Extracted data entries:
begin

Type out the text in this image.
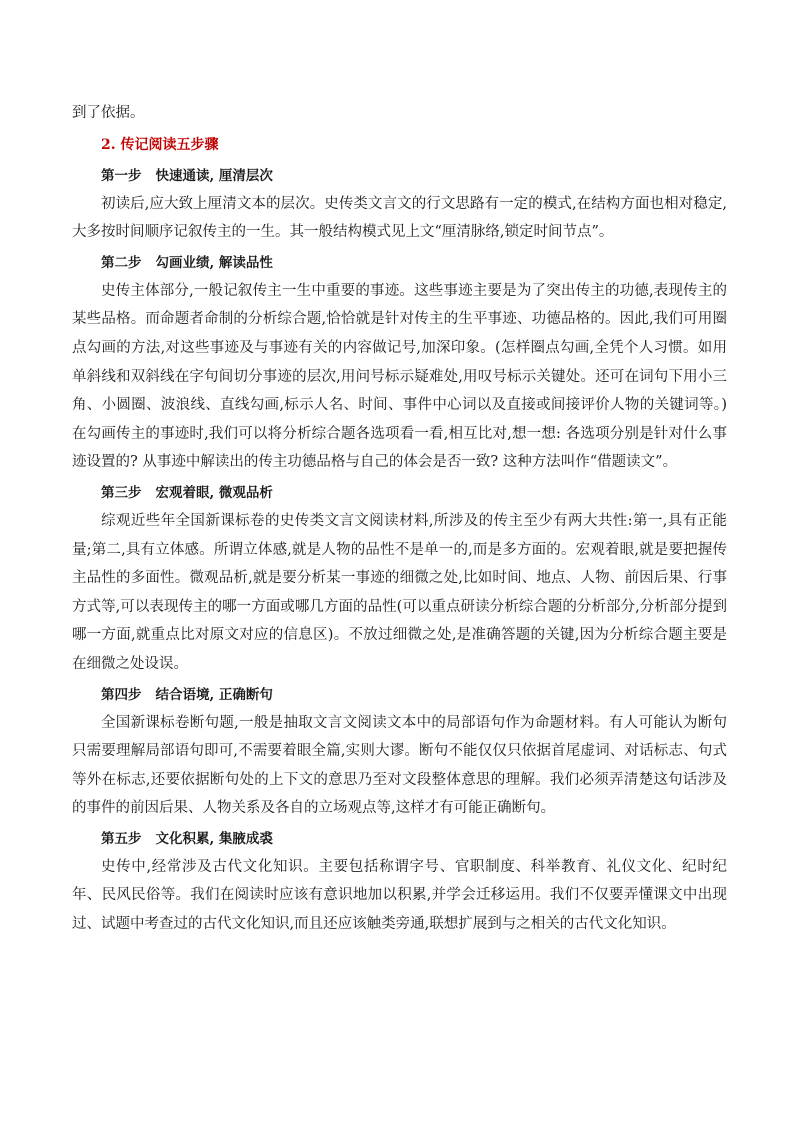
到了依据。

2. 传记阅读五步骤
第一步 快速通读, 厘清层次

初读后,应大致上厘清文本的层次。史传类文言文的行文思路有一定的模式,在结构方面也相对稳定,大多按时间顺序记叙传主的一生。其一般结构模式见上文“厘清脉络,锁定时间节点”。

第二步 勾画业绩, 解读品性

史传主体部分,一般记叙传主一生中重要的事迹。这些事迹主要是为了突出传主的功德,表现传主的某些品格。而命题者命制的分析综合题,恰恰就是针对传主的生平事迹、功德品格的。因此,我们可用圈点勾画的方法,对这些事迹及与事迹有关的内容做记号,加深印象。(怎样圈点勾画,全凭个人习惯。如用单斜线和双斜线在字句间切分事迹的层次,用问号标示疑难处,用叹号标示关键处。还可在词句下用小三角、小圆圈、波浪线、直线勾画,标示人名、时间、事件中心词以及直接或间接评价人物的关键词等。)在勾画传主的事迹时,我们可以将分析综合题各选项看一看,相互比对,想一想: 各选项分别是针对什么事迹设置的? 从事迹中解读出的传主功德品格与自己的体会是否一致? 这种方法叫作“借题读文”。

第三步 宏观着眼, 微观品析

综观近些年全国新课标卷的史传类文言文阅读材料,所涉及的传主至少有两大共性:第一,具有正能量;第二,具有立体感。所谓立体感,就是人物的品性不是单一的,而是多方面的。宏观着眼,就是要把握传主品性的多面性。微观品析,就是要分析某一事迹的细微之处,比如时间、地点、人物、前因后果、行事方式等,可以表现传主的哪一方面或哪几方面的品性(可以重点研读分析综合题的分析部分,分析部分提到哪一方面,就重点比对原文对应的信息区)。不放过细微之处,是准确答题的关键,因为分析综合题主要是在细微之处设误。

第四步 结合语境, 正确断句

全国新课标卷断句题,一般是抽取文言文阅读文本中的局部语句作为命题材料。有人可能认为断句只需要理解局部语句即可,不需要着眼全篇,实则大谬。断句不能仅仅只依据首尾虚词、对话标志、句式等外在标志,还要依据断句处的上下文的意思乃至对文段整体意思的理解。我们必须弄清楚这句话涉及的事件的前因后果、人物关系及各自的立场观点等,这样才有可能正确断句。

第五步 文化积累, 集腋成裘

史传中,经常涉及古代文化知识。主要包括称谓字号、官职制度、科举教育、礼仪文化、纪时纪年、民风民俗等。我们在阅读时应该有意识地加以积累,并学会迁移运用。我们不仅要弄懂课文中出现过、试题中考查过的古代文化知识,而且还应该触类旁通,联想扩展到与之相关的古代文化知识。
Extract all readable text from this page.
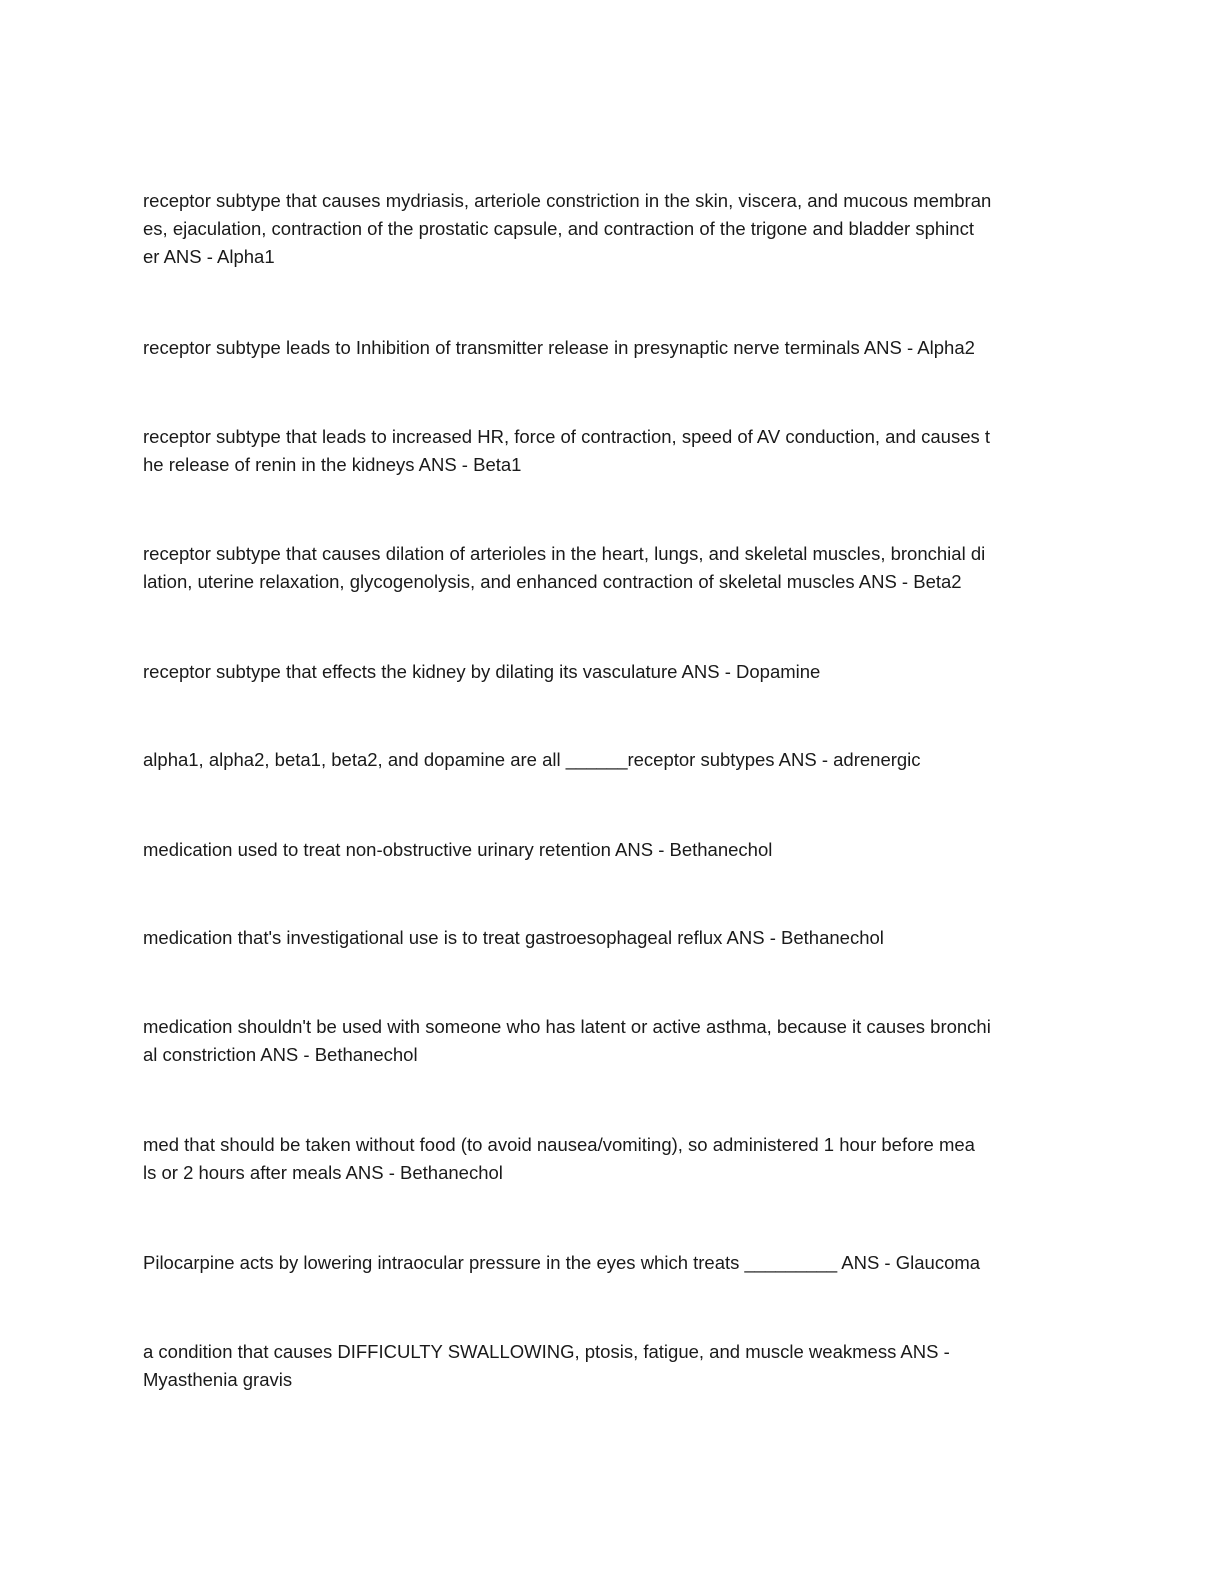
receptor subtype that causes mydriasis, arteriole constriction in the skin, viscera, and mucous membran
es, ejaculation, contraction of the prostatic capsule, and contraction of the trigone and bladder sphinct
er ANS - Alpha1

receptor subtype leads to Inhibition of transmitter release in presynaptic nerve terminals ANS - Alpha2

receptor subtype that leads to increased HR, force of contraction, speed of AV conduction, and causes t
he release of renin in the kidneys ANS - Beta1

receptor subtype that causes dilation of arterioles in the heart, lungs, and skeletal muscles, bronchial di
lation, uterine relaxation, glycogenolysis, and enhanced contraction of skeletal muscles ANS - Beta2

receptor subtype that effects the kidney by dilating its vasculature ANS - Dopamine

alpha1, alpha2, beta1, beta2, and dopamine are all ______receptor subtypes ANS - adrenergic

medication used to treat non-obstructive urinary retention ANS - Bethanechol

medication that's investigational use is to treat gastroesophageal reflux ANS - Bethanechol

medication shouldn't be used with someone who has latent or active asthma, because it causes bronchi
al constriction ANS - Bethanechol

med that should be taken without food (to avoid nausea/vomiting), so administered 1 hour before mea
ls or 2 hours after meals ANS - Bethanechol

Pilocarpine acts by lowering intraocular pressure in the eyes which treats _________ ANS - Glaucoma

a condition that causes DIFFICULTY SWALLOWING, ptosis, fatigue, and muscle weakmess ANS -
Myasthenia gravis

end

# WORK REQUIRED
Without the pictures, restate all of the entries above verbatim.

# COMPLETED TASK
Type out the text in this image.
到了依据。

2. 传记阅读五步骤
第一步 快速通读, 厘清层次

初读后,应大致上厘清文本的层次。史传类文言文的行文思路有一定的模式,在结构方面也相对稳定,大多按时间顺序记叙传主的一生。其一般结构模式见上文“厘清脉络,锁定时间节点”。

第二步 勾画业绩, 解读品性

史传主体部分,一般记叙传主一生中重要的事迹。这些事迹主要是为了突出传主的功德,表现传主的某些品格。而命题者命制的分析综合题,恰恰就是针对传主的生平事迹、功德品格的。因此,我们可用圈点勾画的方法,对这些事迹及与事迹有关的内容做记号,加深印象。(怎样圈点勾画,全凭个人习惯。如用单斜线和双斜线在字句间切分事迹的层次,用问号标示疑难处,用叹号标示关键处。还可在词句下用小三角、小圆圈、波浪线、直线勾画,标示人名、时间、事件中心词以及直接或间接评价人物的关键词等。)在勾画传主的事迹时,我们可以将分析综合题各选项看一看,相互比对,想一想: 各选项分别是针对什么事迹设置的? 从事迹中解读出的传主功德品格与自己的体会是否一致? 这种方法叫作“借题读文”。

第三步 宏观着眼, 微观品析

综观近些年全国新课标卷的史传类文言文阅读材料,所涉及的传主至少有两大共性:第一,具有正能量;第二,具有立体感。所谓立体感,就是人物的品性不是单一的,而是多方面的。宏观着眼,就是要把握传主品性的多面性。微观品析,就是要分析某一事迹的细微之处,比如时间、地点、人物、前因后果、行事方式等,可以表现传主的哪一方面或哪几方面的品性(可以重点研读分析综合题的分析部分,分析部分提到哪一方面,就重点比对原文对应的信息区)。不放过细微之处,是准确答题的关键,因为分析综合题主要是在细微之处设误。

第四步 结合语境, 正确断句

全国新课标卷断句题,一般是抽取文言文阅读文本中的局部语句作为命题材料。有人可能认为断句只需要理解局部语句即可,不需要着眼全篇,实则大谬。断句不能仅仅只依据首尾虚词、对话标志、句式等外在标志,还要依据断句处的上下文的意思乃至对文段整体意思的理解。我们必须弄清楚这句话涉及的事件的前因后果、人物关系及各自的立场观点等,这样才有可能正确断句。

第五步 文化积累, 集腋成裘

史传中,经常涉及古代文化知识。主要包括称谓字号、官职制度、科举教育、礼仪文化、纪时纪年、民风民俗等。我们在阅读时应该有意识地加以积累,并学会迁移运用。我们不仅要弄懂课文中出现过、试题中考查过的古代文化知识,而且还应该触类旁通,联想扩展到与之相关的古代文化知识。
Extract all readable text from this page.
receptor subtype that causes mydriasis, arteriole constriction in the skin, viscera, and mucous membran
es, ejaculation, contraction of the prostatic capsule, and contraction of the trigone and bladder sphinct
er ANS - Alpha1

receptor subtype leads to Inhibition of transmitter release in presynaptic nerve terminals ANS - Alpha2

receptor subtype that leads to increased HR, force of contraction, speed of AV conduction, and causes t
he release of renin in the kidneys ANS - Beta1

receptor subtype that causes dilation of arterioles in the heart, lungs, and skeletal muscles, bronchial di
lation, uterine relaxation, glycogenolysis, and enhanced contraction of skeletal muscles ANS - Beta2

receptor subtype that effects the kidney by dilating its vasculature ANS - Dopamine

alpha1, alpha2, beta1, beta2, and dopamine are all ______receptor subtypes ANS - adrenergic

medication used to treat non-obstructive urinary retention ANS - Bethanechol

medication that's investigational use is to treat gastroesophageal reflux ANS - Bethanechol

medication shouldn't be used with someone who has latent or active asthma, because it causes bronchi
al constriction ANS - Bethanechol

med that should be taken without food (to avoid nausea/vomiting), so administered 1 hour before mea
ls or 2 hours after meals ANS - Bethanechol

Pilocarpine acts by lowering intraocular pressure in the eyes which treats _________ ANS - Glaucoma

a condition that causes DIFFICULTY SWALLOWING, ptosis, fatigue, and muscle weakmess ANS -
Myasthenia gravis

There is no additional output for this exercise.